Select every line below containing the word "Dimensional".

Saved entries:
═══
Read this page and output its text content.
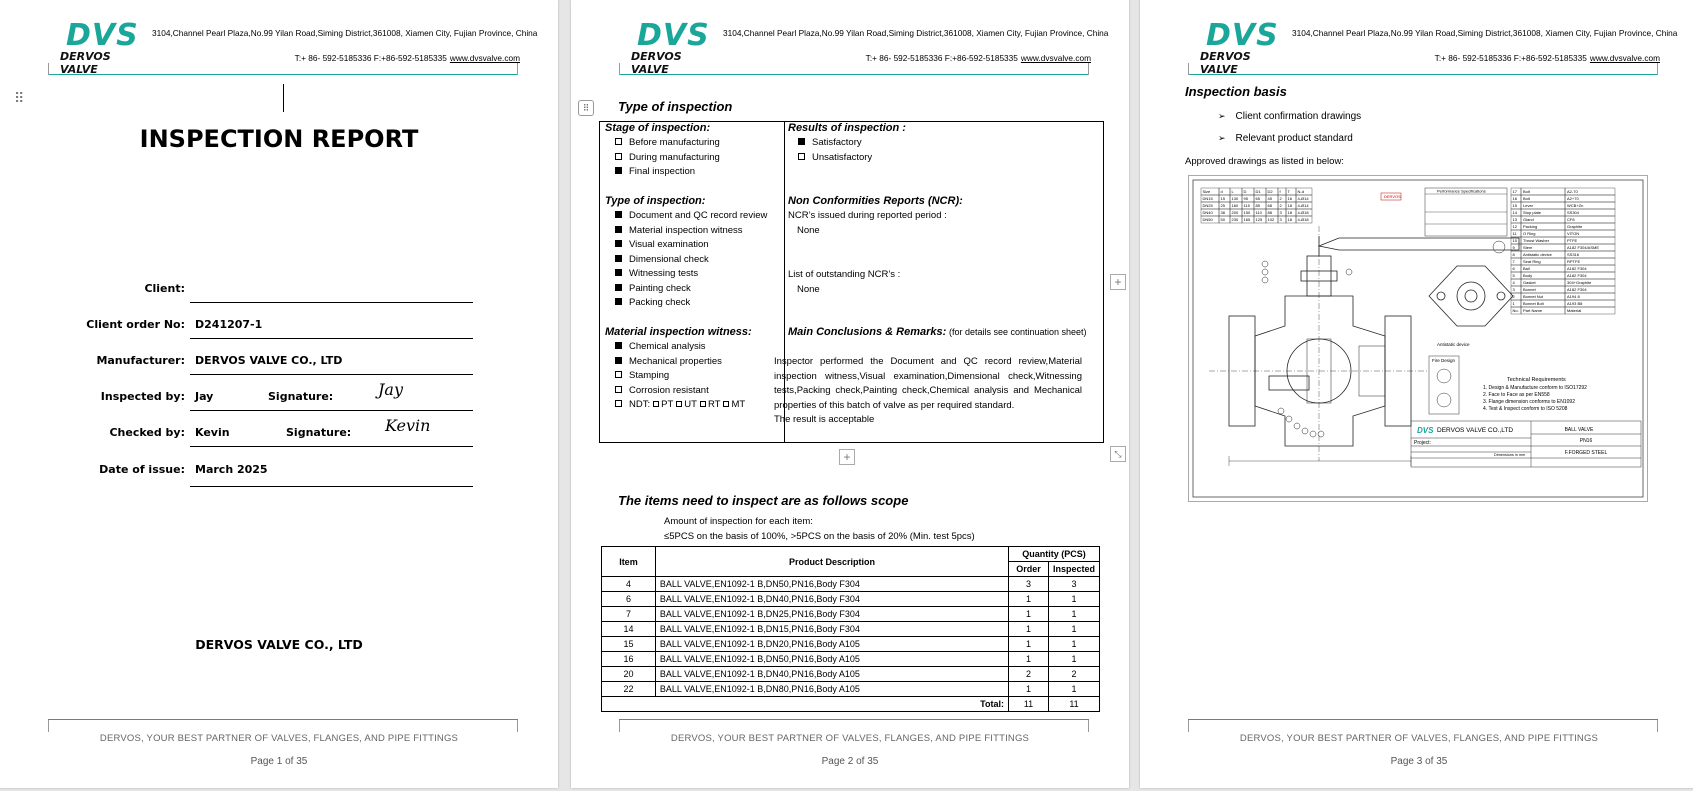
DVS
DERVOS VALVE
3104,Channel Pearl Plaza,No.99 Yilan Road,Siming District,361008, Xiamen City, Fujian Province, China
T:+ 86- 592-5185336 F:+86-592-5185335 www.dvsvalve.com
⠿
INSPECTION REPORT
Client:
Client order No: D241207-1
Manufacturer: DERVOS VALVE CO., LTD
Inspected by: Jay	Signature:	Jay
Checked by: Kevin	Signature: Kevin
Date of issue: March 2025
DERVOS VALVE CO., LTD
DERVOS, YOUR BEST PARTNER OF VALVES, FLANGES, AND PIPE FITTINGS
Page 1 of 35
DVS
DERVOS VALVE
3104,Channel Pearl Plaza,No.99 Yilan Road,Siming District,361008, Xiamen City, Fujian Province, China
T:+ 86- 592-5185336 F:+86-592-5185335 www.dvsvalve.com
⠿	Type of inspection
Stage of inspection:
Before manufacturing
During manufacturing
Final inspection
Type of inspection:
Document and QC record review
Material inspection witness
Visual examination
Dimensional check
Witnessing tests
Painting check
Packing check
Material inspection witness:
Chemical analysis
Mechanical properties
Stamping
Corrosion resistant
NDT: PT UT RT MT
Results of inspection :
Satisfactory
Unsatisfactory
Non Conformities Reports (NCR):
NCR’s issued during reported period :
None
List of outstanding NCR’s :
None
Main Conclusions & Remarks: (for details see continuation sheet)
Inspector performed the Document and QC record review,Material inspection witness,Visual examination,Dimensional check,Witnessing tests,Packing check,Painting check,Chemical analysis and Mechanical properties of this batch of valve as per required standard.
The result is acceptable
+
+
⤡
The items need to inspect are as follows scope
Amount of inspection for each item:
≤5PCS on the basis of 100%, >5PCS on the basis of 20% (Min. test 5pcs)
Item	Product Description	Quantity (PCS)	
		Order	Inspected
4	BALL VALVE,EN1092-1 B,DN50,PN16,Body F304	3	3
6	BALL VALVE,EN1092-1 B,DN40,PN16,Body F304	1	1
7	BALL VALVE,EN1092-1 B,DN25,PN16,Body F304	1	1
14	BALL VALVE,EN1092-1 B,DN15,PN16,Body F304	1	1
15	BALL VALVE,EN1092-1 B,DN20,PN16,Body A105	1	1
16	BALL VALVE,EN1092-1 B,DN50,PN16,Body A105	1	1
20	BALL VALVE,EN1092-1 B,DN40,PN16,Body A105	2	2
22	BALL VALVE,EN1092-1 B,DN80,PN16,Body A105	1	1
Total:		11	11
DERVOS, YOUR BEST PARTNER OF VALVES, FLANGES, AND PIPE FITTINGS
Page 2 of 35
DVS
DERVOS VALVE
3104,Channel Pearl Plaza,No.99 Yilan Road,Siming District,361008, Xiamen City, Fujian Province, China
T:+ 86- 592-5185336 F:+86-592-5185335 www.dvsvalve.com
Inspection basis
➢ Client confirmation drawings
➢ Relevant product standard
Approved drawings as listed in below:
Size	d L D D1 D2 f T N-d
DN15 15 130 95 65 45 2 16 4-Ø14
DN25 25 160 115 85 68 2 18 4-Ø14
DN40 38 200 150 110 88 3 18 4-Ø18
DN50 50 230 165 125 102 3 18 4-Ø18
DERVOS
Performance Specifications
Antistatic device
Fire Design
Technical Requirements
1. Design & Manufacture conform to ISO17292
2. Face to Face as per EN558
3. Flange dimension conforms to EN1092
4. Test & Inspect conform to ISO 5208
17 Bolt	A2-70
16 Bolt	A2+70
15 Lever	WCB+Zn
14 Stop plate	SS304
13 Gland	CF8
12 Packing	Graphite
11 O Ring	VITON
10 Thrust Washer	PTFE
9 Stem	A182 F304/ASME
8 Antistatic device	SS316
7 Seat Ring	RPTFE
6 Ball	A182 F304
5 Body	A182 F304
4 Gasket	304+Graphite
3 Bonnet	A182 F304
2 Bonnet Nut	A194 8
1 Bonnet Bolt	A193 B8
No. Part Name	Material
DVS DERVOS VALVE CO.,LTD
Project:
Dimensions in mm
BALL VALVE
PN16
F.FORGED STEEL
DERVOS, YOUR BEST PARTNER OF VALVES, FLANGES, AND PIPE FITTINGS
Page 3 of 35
═══
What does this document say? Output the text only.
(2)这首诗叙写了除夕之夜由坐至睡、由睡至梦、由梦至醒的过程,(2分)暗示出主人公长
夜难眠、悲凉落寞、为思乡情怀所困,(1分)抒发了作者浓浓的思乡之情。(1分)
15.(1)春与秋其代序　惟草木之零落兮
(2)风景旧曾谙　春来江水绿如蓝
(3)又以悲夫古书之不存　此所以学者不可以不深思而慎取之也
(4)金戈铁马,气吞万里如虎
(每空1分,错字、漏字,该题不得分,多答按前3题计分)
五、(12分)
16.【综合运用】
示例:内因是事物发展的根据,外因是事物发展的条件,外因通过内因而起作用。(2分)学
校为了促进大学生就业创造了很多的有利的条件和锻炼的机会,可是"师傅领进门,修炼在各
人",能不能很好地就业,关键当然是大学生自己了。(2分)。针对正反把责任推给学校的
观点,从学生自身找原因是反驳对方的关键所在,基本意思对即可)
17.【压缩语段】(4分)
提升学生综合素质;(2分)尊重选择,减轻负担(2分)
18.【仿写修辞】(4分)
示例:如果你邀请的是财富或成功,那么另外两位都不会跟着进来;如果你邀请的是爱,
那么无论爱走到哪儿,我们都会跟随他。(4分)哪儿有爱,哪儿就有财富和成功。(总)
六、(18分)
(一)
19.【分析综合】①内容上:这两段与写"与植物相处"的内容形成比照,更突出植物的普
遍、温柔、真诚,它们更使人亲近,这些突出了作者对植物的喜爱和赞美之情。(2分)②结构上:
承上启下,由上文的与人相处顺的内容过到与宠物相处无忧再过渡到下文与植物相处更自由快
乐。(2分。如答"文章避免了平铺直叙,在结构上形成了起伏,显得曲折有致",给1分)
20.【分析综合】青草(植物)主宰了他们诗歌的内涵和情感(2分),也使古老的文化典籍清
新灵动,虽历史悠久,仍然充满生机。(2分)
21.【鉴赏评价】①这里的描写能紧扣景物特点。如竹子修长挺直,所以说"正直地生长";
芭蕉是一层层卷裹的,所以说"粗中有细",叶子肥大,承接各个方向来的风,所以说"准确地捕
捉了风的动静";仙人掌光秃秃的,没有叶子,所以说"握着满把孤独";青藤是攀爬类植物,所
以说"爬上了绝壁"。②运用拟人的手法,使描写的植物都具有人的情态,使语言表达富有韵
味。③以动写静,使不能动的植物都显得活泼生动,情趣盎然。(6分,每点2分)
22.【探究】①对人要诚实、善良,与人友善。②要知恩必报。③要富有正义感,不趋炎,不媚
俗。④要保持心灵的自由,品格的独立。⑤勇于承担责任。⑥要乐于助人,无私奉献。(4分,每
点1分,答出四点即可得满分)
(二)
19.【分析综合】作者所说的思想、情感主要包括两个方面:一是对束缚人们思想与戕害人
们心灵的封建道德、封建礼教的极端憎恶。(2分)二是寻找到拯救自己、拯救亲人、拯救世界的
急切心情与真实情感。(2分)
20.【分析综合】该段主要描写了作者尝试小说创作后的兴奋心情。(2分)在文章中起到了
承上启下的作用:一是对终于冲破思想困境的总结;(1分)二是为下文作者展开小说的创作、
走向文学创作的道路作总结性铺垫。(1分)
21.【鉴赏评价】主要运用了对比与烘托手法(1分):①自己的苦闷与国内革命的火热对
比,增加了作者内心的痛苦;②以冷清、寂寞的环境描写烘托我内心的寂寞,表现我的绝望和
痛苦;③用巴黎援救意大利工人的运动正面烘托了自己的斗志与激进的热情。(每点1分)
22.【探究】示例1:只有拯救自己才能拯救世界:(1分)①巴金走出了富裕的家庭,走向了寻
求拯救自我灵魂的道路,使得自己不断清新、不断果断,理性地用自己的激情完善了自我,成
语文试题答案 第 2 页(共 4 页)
═══
■ Final result ■
Dimensional check
Inspector performed the Document and QC record review,Material inspection witness,Visual examination,Dimensional check,Witnessing tests,Packing check,Painting check,Chemical analysis and Mechanical properties of this batch of valve as per required standard.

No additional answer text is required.